• _Aim of the task_
Give every entry again, unchanged, and leave its images out.

• _Stored data_
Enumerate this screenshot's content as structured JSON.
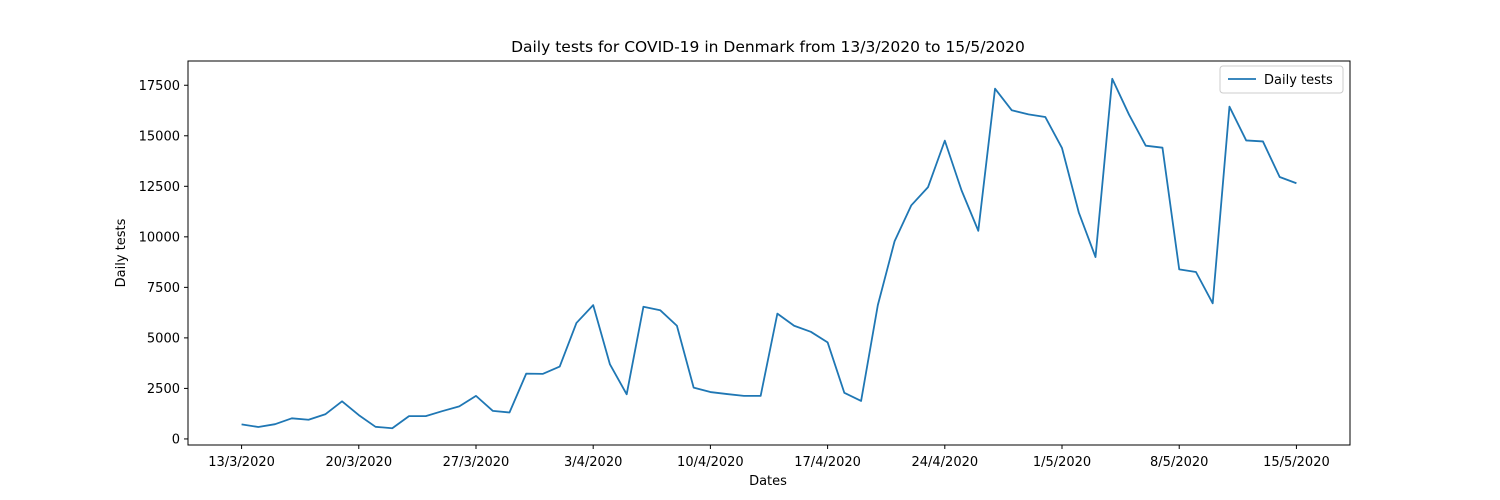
{
  "chart_data": {
    "type": "line",
    "title": "Daily tests for COVID-19 in Denmark from 13/3/2020 to 15/5/2020",
    "xlabel": "Dates",
    "ylabel": "Daily tests",
    "x_start_label": "13/3/2020",
    "x_tick_labels": [
      "13/3/2020",
      "20/3/2020",
      "27/3/2020",
      "3/4/2020",
      "10/4/2020",
      "17/4/2020",
      "24/4/2020",
      "1/5/2020",
      "8/5/2020",
      "15/5/2020"
    ],
    "y_ticks": [
      0,
      2500,
      5000,
      7500,
      10000,
      12500,
      15000,
      17500
    ],
    "y_tick_labels": [
      "0",
      "2500",
      "5000",
      "7500",
      "10000",
      "12500",
      "15000",
      "17500"
    ],
    "ylim": [
      -300,
      18700
    ],
    "grid": false,
    "legend_position": "top-right",
    "series": [
      {
        "name": "Daily tests",
        "color": "#1f77b4",
        "values": [
          720,
          590,
          730,
          1020,
          950,
          1220,
          1860,
          1180,
          600,
          530,
          1130,
          1130,
          1380,
          1610,
          2130,
          1390,
          1310,
          3230,
          3220,
          3580,
          5740,
          6620,
          3690,
          2210,
          6540,
          6370,
          5600,
          2540,
          2320,
          2220,
          2130,
          2130,
          6200,
          5600,
          5300,
          4780,
          2280,
          1880,
          6620,
          9780,
          11560,
          12460,
          14760,
          12300,
          10300,
          17330,
          16260,
          16060,
          15930,
          14390,
          11210,
          9000,
          17820,
          16050,
          14510,
          14410,
          8390,
          8260,
          6710,
          16440,
          14770,
          14720,
          12960,
          12650
        ]
      }
    ]
  }
}
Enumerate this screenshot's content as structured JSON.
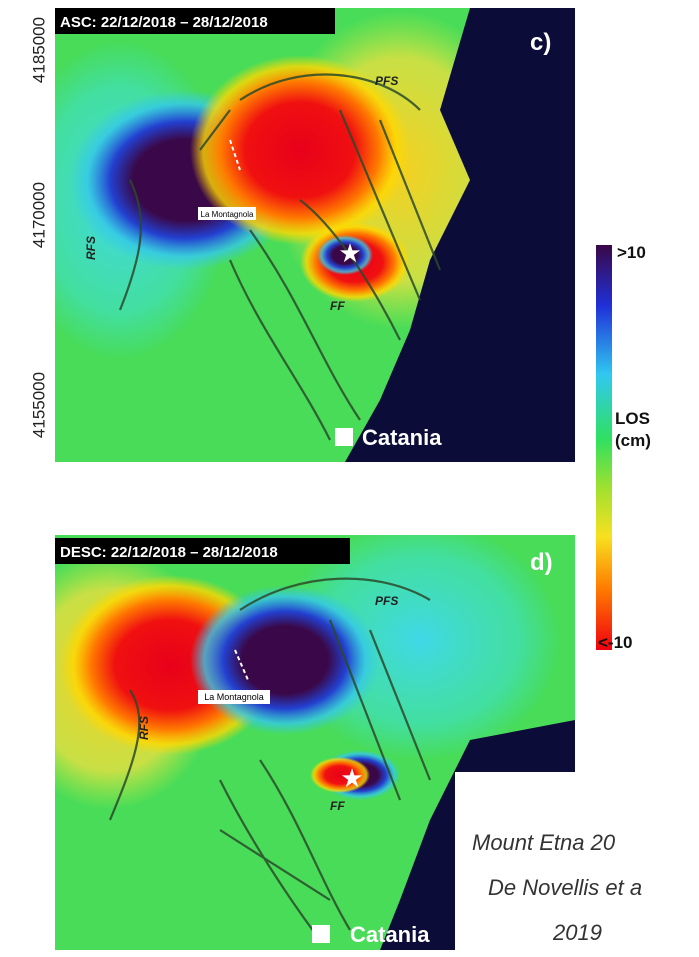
{
  "y_axis_ticks": [
    "4185000",
    "4170000",
    "4155000"
  ],
  "panels": [
    {
      "title": "ASC: 22/12/2018 – 28/12/2018",
      "label": "c)",
      "faults": [
        "PFS",
        "RFS",
        "FF"
      ],
      "place": "La Montagnola",
      "city": "Catania"
    },
    {
      "title": "DESC: 22/12/2018 – 28/12/2018",
      "label": "d)",
      "faults": [
        "PFS",
        "RFS",
        "FF"
      ],
      "place": "La Montagnola",
      "city": "Catania"
    }
  ],
  "colorbar": {
    "top": ">10",
    "unit_line1": "LOS",
    "unit_line2": "(cm)",
    "bottom": "<-10"
  },
  "caption": [
    "Mount Etna 20",
    "De Novellis et a",
    "2019"
  ]
}
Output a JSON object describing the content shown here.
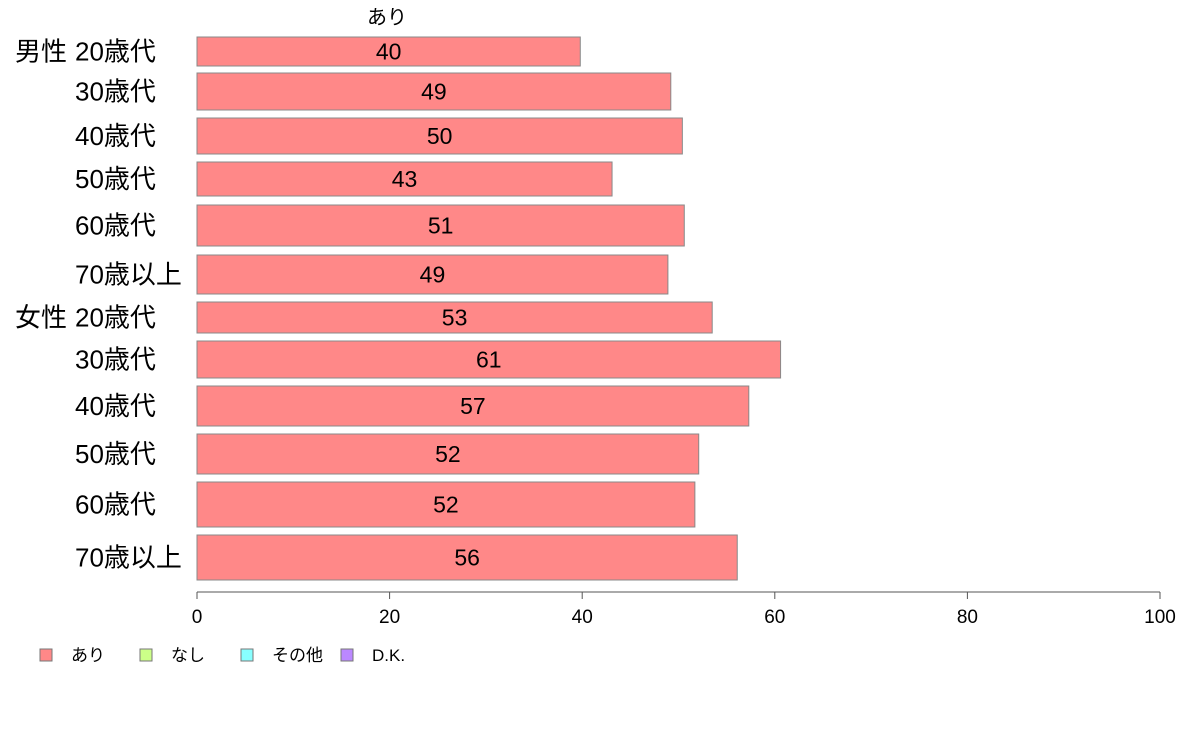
{
  "chart_data": {
    "type": "bar",
    "orientation": "horizontal",
    "series_title": "あり",
    "group_labels": [
      "男性",
      "女性"
    ],
    "categories": [
      {
        "group": "男性",
        "label": "20歳代"
      },
      {
        "group": "",
        "label": "30歳代"
      },
      {
        "group": "",
        "label": "40歳代"
      },
      {
        "group": "",
        "label": "50歳代"
      },
      {
        "group": "",
        "label": "60歳代"
      },
      {
        "group": "",
        "label": "70歳以上"
      },
      {
        "group": "女性",
        "label": "20歳代"
      },
      {
        "group": "",
        "label": "30歳代"
      },
      {
        "group": "",
        "label": "40歳代"
      },
      {
        "group": "",
        "label": "50歳代"
      },
      {
        "group": "",
        "label": "60歳代"
      },
      {
        "group": "",
        "label": "70歳以上"
      }
    ],
    "series": [
      {
        "name": "あり",
        "color": "#ff8888",
        "values": [
          39.8,
          49.2,
          50.4,
          43.1,
          50.6,
          48.9,
          53.5,
          60.6,
          57.3,
          52.1,
          51.7,
          56.1
        ],
        "labels": [
          "40",
          "49",
          "50",
          "43",
          "51",
          "49",
          "53",
          "61",
          "57",
          "52",
          "52",
          "56"
        ]
      }
    ],
    "xlim": [
      0,
      100
    ],
    "xticks": [
      "0",
      "20",
      "40",
      "60",
      "80",
      "100"
    ],
    "legend": {
      "position": "bottom-left",
      "items": [
        {
          "label": "あり",
          "color": "#ff8888"
        },
        {
          "label": "なし",
          "color": "#ccff88"
        },
        {
          "label": "その他",
          "color": "#88ffff"
        },
        {
          "label": "D.K.",
          "color": "#bb88ff"
        }
      ]
    },
    "grid": false
  }
}
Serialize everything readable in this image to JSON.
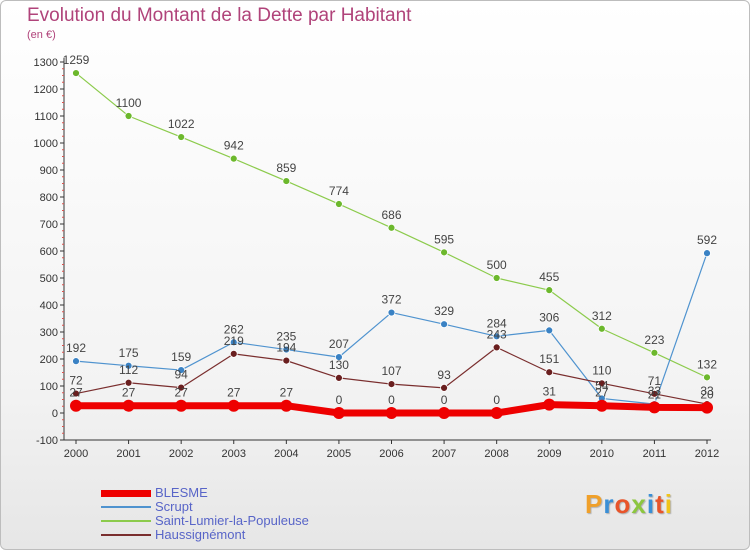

• _Result of this task_
Enumerate this screenshot's content as structured JSON.
{
  "chart_data": {
    "type": "line",
    "title": "Daily tests for COVID-19 in Denmark from 13/3/2020 to 15/5/2020",
    "xlabel": "Dates",
    "ylabel": "Daily tests",
    "x_start_label": "13/3/2020",
    "x_tick_labels": [
      "13/3/2020",
      "20/3/2020",
      "27/3/2020",
      "3/4/2020",
      "10/4/2020",
      "17/4/2020",
      "24/4/2020",
      "1/5/2020",
      "8/5/2020",
      "15/5/2020"
    ],
    "y_ticks": [
      0,
      2500,
      5000,
      7500,
      10000,
      12500,
      15000,
      17500
    ],
    "y_tick_labels": [
      "0",
      "2500",
      "5000",
      "7500",
      "10000",
      "12500",
      "15000",
      "17500"
    ],
    "ylim": [
      -300,
      18700
    ],
    "grid": false,
    "legend_position": "top-right",
    "series": [
      {
        "name": "Daily tests",
        "color": "#1f77b4",
        "values": [
          720,
          590,
          730,
          1020,
          950,
          1220,
          1860,
          1180,
          600,
          530,
          1130,
          1130,
          1380,
          1610,
          2130,
          1390,
          1310,
          3230,
          3220,
          3580,
          5740,
          6620,
          3690,
          2210,
          6540,
          6370,
          5600,
          2540,
          2320,
          2220,
          2130,
          2130,
          6200,
          5600,
          5300,
          4780,
          2280,
          1880,
          6620,
          9780,
          11560,
          12460,
          14760,
          12300,
          10300,
          17330,
          16260,
          16060,
          15930,
          14390,
          11210,
          9000,
          17820,
          16050,
          14510,
          14410,
          8390,
          8260,
          6710,
          16440,
          14770,
          14720,
          12960,
          12650
        ]
      }
    ]
  }
}
Enumerate this screenshot's content as structured JSON.
{
  "y_axis_ticks": [
    "4185000",
    "4170000",
    "4155000"
  ],
  "panels": [
    {
      "title": "ASC: 22/12/2018 – 28/12/2018",
      "label": "c)",
      "faults": [
        "PFS",
        "RFS",
        "FF"
      ],
      "place": "La Montagnola",
      "city": "Catania"
    },
    {
      "title": "DESC: 22/12/2018 – 28/12/2018",
      "label": "d)",
      "faults": [
        "PFS",
        "RFS",
        "FF"
      ],
      "place": "La Montagnola",
      "city": "Catania"
    }
  ],
  "colorbar": {
    "top": ">10",
    "unit_line1": "LOS",
    "unit_line2": "(cm)",
    "bottom": "<-10"
  },
  "caption": [
    "Mount Etna 20",
    "De Novellis et a",
    "2019"
  ]
}
Output a JSON object describing the content shown here.
{
  "chart_data": {
    "type": "bar",
    "orientation": "horizontal",
    "series_title": "あり",
    "group_labels": [
      "男性",
      "女性"
    ],
    "categories": [
      {
        "group": "男性",
        "label": "20歳代"
      },
      {
        "group": "",
        "label": "30歳代"
      },
      {
        "group": "",
        "label": "40歳代"
      },
      {
        "group": "",
        "label": "50歳代"
      },
      {
        "group": "",
        "label": "60歳代"
      },
      {
        "group": "",
        "label": "70歳以上"
      },
      {
        "group": "女性",
        "label": "20歳代"
      },
      {
        "group": "",
        "label": "30歳代"
      },
      {
        "group": "",
        "label": "40歳代"
      },
      {
        "group": "",
        "label": "50歳代"
      },
      {
        "group": "",
        "label": "60歳代"
      },
      {
        "group": "",
        "label": "70歳以上"
      }
    ],
    "series": [
      {
        "name": "あり",
        "color": "#ff8888",
        "values": [
          39.8,
          49.2,
          50.4,
          43.1,
          50.6,
          48.9,
          53.5,
          60.6,
          57.3,
          52.1,
          51.7,
          56.1
        ],
        "labels": [
          "40",
          "49",
          "50",
          "43",
          "51",
          "49",
          "53",
          "61",
          "57",
          "52",
          "52",
          "56"
        ]
      }
    ],
    "xlim": [
      0,
      100
    ],
    "xticks": [
      "0",
      "20",
      "40",
      "60",
      "80",
      "100"
    ],
    "legend": {
      "position": "bottom-left",
      "items": [
        {
          "label": "あり",
          "color": "#ff8888"
        },
        {
          "label": "なし",
          "color": "#ccff88"
        },
        {
          "label": "その他",
          "color": "#88ffff"
        },
        {
          "label": "D.K.",
          "color": "#bb88ff"
        }
      ]
    },
    "grid": false
  }
}
Serialize everything readable in this image to JSON.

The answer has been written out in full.